_GIVEN REQUEST:_ Set the listing down again exactly, please, apart from its pictures.

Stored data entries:
▬▬▬▬▬▬▬▬▬▬
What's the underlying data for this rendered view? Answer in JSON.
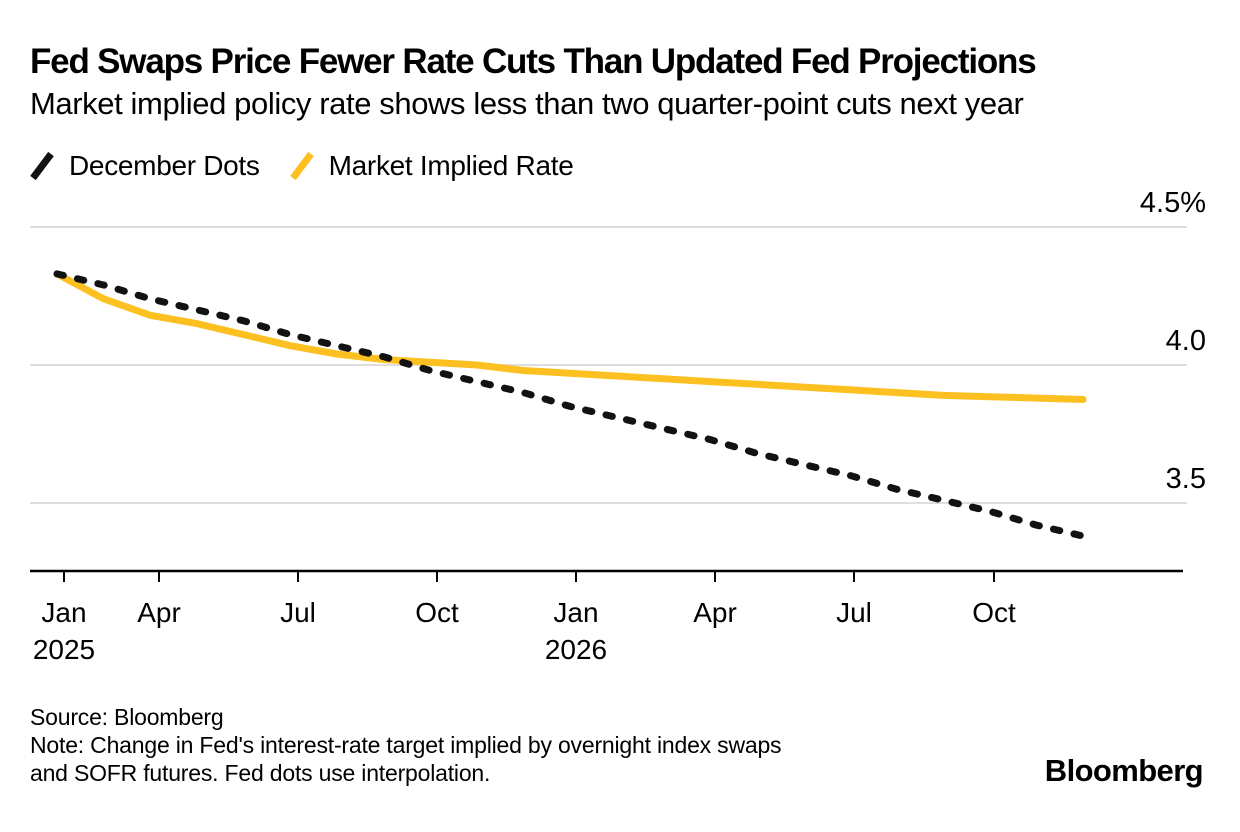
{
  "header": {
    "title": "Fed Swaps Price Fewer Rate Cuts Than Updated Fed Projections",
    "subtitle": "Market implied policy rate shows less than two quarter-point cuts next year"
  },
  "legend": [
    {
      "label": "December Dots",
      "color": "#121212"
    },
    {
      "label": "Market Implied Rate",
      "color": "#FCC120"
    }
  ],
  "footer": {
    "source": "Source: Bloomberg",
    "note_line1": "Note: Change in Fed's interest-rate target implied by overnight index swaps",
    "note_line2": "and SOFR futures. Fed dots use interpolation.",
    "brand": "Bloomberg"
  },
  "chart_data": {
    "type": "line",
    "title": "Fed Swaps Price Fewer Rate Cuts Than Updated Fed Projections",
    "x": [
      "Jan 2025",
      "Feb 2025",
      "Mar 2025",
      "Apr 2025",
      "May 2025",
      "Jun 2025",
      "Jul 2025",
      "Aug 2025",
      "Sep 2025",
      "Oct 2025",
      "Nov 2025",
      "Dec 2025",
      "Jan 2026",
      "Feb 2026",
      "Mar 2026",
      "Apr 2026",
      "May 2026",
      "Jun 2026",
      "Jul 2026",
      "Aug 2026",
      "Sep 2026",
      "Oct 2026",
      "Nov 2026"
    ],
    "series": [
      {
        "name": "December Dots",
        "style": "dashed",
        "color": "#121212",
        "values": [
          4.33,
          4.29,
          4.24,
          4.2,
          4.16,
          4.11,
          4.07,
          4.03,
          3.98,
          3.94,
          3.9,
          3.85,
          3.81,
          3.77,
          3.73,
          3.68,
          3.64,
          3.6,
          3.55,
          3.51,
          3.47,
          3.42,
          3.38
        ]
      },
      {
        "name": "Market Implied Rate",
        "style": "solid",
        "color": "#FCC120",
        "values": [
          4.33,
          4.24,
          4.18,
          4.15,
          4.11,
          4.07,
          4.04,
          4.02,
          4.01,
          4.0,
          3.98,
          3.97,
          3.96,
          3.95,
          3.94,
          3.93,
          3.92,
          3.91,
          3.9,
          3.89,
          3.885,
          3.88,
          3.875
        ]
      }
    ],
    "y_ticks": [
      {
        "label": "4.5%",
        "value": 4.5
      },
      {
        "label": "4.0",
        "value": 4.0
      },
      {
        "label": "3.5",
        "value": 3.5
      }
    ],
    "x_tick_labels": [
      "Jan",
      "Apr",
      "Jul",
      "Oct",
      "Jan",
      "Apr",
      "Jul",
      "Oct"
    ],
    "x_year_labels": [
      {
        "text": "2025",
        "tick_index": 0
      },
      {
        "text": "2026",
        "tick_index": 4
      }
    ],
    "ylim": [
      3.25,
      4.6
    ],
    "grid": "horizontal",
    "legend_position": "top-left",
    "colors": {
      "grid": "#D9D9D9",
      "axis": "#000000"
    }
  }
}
▬▬▬▬▬▬▬▬▬▬
_TASK SOLUTION:_
What's the underlying data for this rendered view? Answer in JSON.
{
  "header": {
    "title": "Fed Swaps Price Fewer Rate Cuts Than Updated Fed Projections",
    "subtitle": "Market implied policy rate shows less than two quarter-point cuts next year"
  },
  "legend": [
    {
      "label": "December Dots",
      "color": "#121212"
    },
    {
      "label": "Market Implied Rate",
      "color": "#FCC120"
    }
  ],
  "footer": {
    "source": "Source: Bloomberg",
    "note_line1": "Note: Change in Fed's interest-rate target implied by overnight index swaps",
    "note_line2": "and SOFR futures. Fed dots use interpolation.",
    "brand": "Bloomberg"
  },
  "chart_data": {
    "type": "line",
    "title": "Fed Swaps Price Fewer Rate Cuts Than Updated Fed Projections",
    "x": [
      "Jan 2025",
      "Feb 2025",
      "Mar 2025",
      "Apr 2025",
      "May 2025",
      "Jun 2025",
      "Jul 2025",
      "Aug 2025",
      "Sep 2025",
      "Oct 2025",
      "Nov 2025",
      "Dec 2025",
      "Jan 2026",
      "Feb 2026",
      "Mar 2026",
      "Apr 2026",
      "May 2026",
      "Jun 2026",
      "Jul 2026",
      "Aug 2026",
      "Sep 2026",
      "Oct 2026",
      "Nov 2026"
    ],
    "series": [
      {
        "name": "December Dots",
        "style": "dashed",
        "color": "#121212",
        "values": [
          4.33,
          4.29,
          4.24,
          4.2,
          4.16,
          4.11,
          4.07,
          4.03,
          3.98,
          3.94,
          3.9,
          3.85,
          3.81,
          3.77,
          3.73,
          3.68,
          3.64,
          3.6,
          3.55,
          3.51,
          3.47,
          3.42,
          3.38
        ]
      },
      {
        "name": "Market Implied Rate",
        "style": "solid",
        "color": "#FCC120",
        "values": [
          4.33,
          4.24,
          4.18,
          4.15,
          4.11,
          4.07,
          4.04,
          4.02,
          4.01,
          4.0,
          3.98,
          3.97,
          3.96,
          3.95,
          3.94,
          3.93,
          3.92,
          3.91,
          3.9,
          3.89,
          3.885,
          3.88,
          3.875
        ]
      }
    ],
    "y_ticks": [
      {
        "label": "4.5%",
        "value": 4.5
      },
      {
        "label": "4.0",
        "value": 4.0
      },
      {
        "label": "3.5",
        "value": 3.5
      }
    ],
    "x_tick_labels": [
      "Jan",
      "Apr",
      "Jul",
      "Oct",
      "Jan",
      "Apr",
      "Jul",
      "Oct"
    ],
    "x_year_labels": [
      {
        "text": "2025",
        "tick_index": 0
      },
      {
        "text": "2026",
        "tick_index": 4
      }
    ],
    "ylim": [
      3.25,
      4.6
    ],
    "grid": "horizontal",
    "legend_position": "top-left",
    "colors": {
      "grid": "#D9D9D9",
      "axis": "#000000"
    }
  }
}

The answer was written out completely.